→ **EXERCISE OBJECTIVE**
Transcribe all of the material below word for word and leave out its pictures.

→ **INFORMATION SHOWN**
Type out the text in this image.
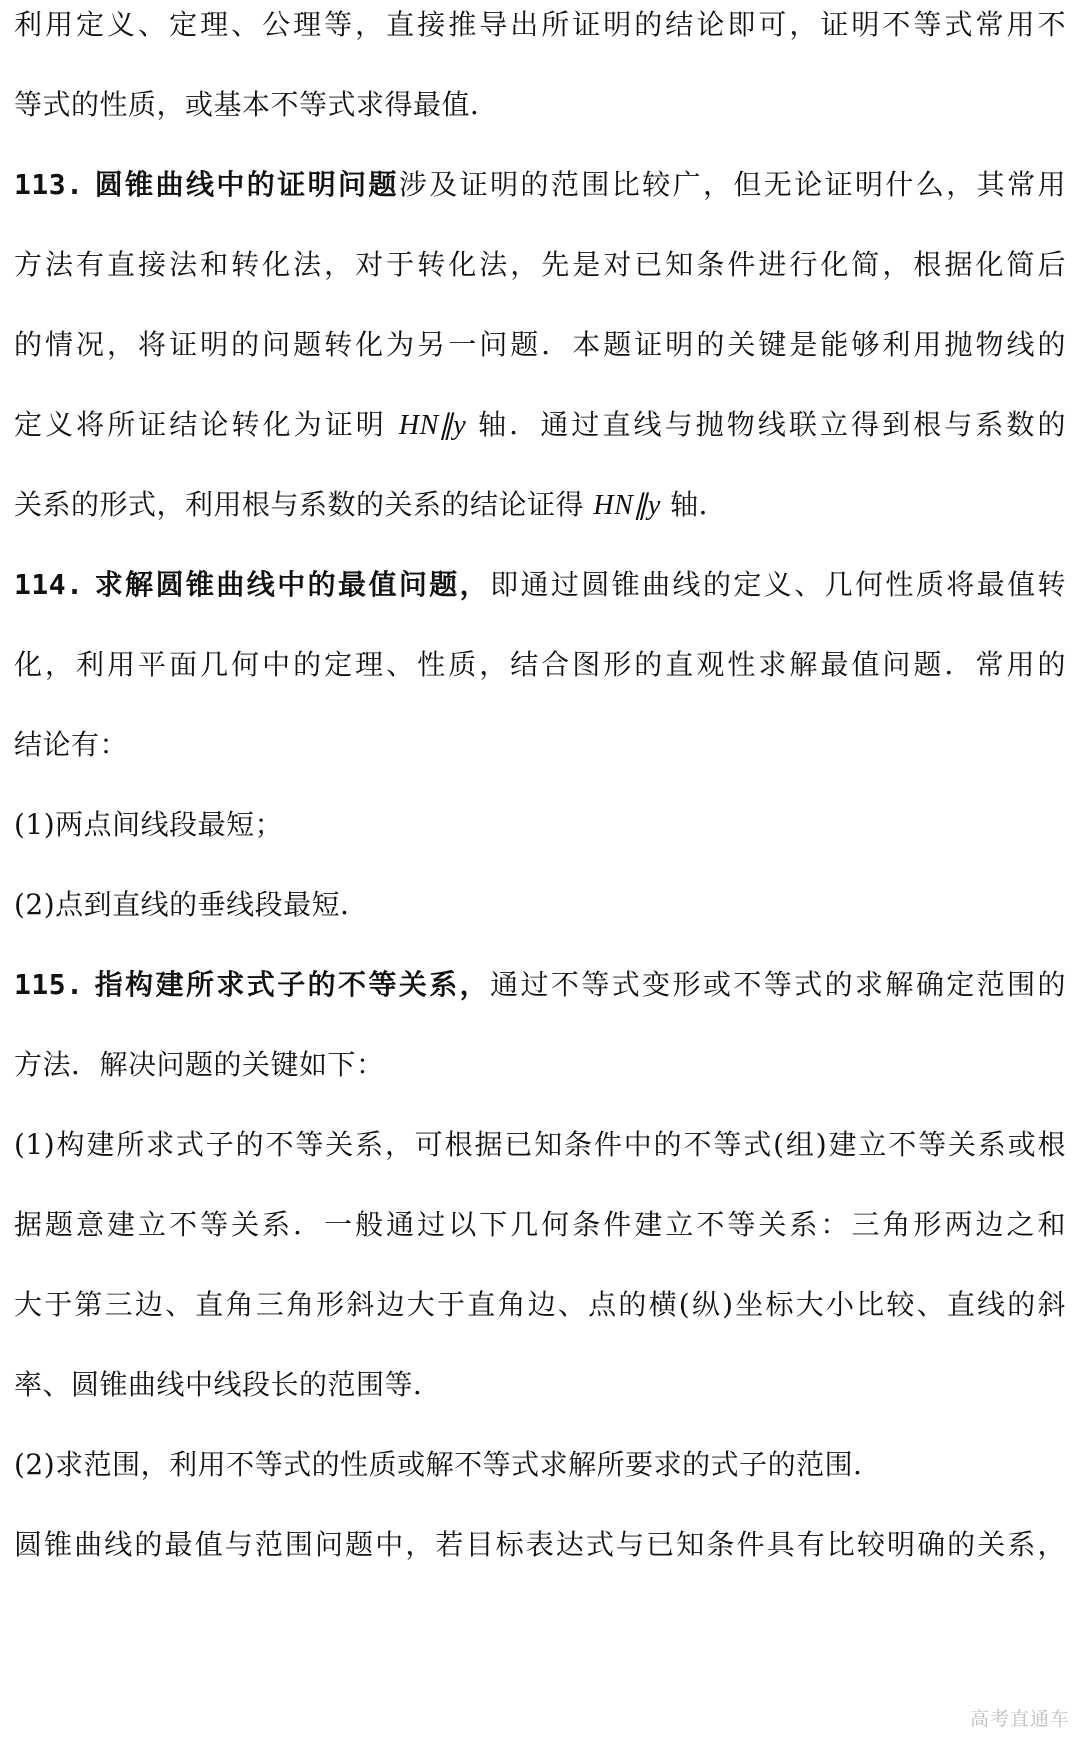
利用定义、定理、公理等，直接推导出所证明的结论即可，证明不等式常用不
等式的性质，或基本不等式求得最值．
113. 圆锥曲线中的证明问题涉及证明的范围比较广，但无论证明什么，其常用
方法有直接法和转化法，对于转化法，先是对已知条件进行化简，根据化简后
的情况，将证明的问题转化为另一问题．本题证明的关键是能够利用抛物线的
定义将所证结论转化为证明 HN∥y 轴．通过直线与抛物线联立得到根与系数的
关系的形式，利用根与系数的关系的结论证得 HN∥y 轴．
114. 求解圆锥曲线中的最值问题，即通过圆锥曲线的定义、几何性质将最值转
化，利用平面几何中的定理、性质，结合图形的直观性求解最值问题．常用的
结论有：
(1)两点间线段最短；
(2)点到直线的垂线段最短．
115. 指构建所求式子的不等关系，通过不等式变形或不等式的求解确定范围的
方法．解决问题的关键如下：
(1)构建所求式子的不等关系，可根据已知条件中的不等式(组)建立不等关系或根
据题意建立不等关系．一般通过以下几何条件建立不等关系：三角形两边之和
大于第三边、直角三角形斜边大于直角边、点的横(纵)坐标大小比较、直线的斜
率、圆锥曲线中线段长的范围等．
(2)求范围，利用不等式的性质或解不等式求解所要求的式子的范围．
圆锥曲线的最值与范围问题中，若目标表达式与已知条件具有比较明确的关系，
高考直通车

→ **TASK SOLUTION**
Type out the text in this image.
利用定义、定理、公理等，直接推导出所证明的结论即可，证明不等式常用不
等式的性质，或基本不等式求得最值．
113. 圆锥曲线中的证明问题涉及证明的范围比较广，但无论证明什么，其常用
方法有直接法和转化法，对于转化法，先是对已知条件进行化简，根据化简后
的情况，将证明的问题转化为另一问题．本题证明的关键是能够利用抛物线的
定义将所证结论转化为证明 HN∥y 轴．通过直线与抛物线联立得到根与系数的
关系的形式，利用根与系数的关系的结论证得 HN∥y 轴．
114. 求解圆锥曲线中的最值问题，即通过圆锥曲线的定义、几何性质将最值转
化，利用平面几何中的定理、性质，结合图形的直观性求解最值问题．常用的
结论有：
(1)两点间线段最短；
(2)点到直线的垂线段最短．
115. 指构建所求式子的不等关系，通过不等式变形或不等式的求解确定范围的
方法．解决问题的关键如下：
(1)构建所求式子的不等关系，可根据已知条件中的不等式(组)建立不等关系或根
据题意建立不等关系．一般通过以下几何条件建立不等关系：三角形两边之和
大于第三边、直角三角形斜边大于直角边、点的横(纵)坐标大小比较、直线的斜
率、圆锥曲线中线段长的范围等．
(2)求范围，利用不等式的性质或解不等式求解所要求的式子的范围．
圆锥曲线的最值与范围问题中，若目标表达式与已知条件具有比较明确的关系，
高考直通车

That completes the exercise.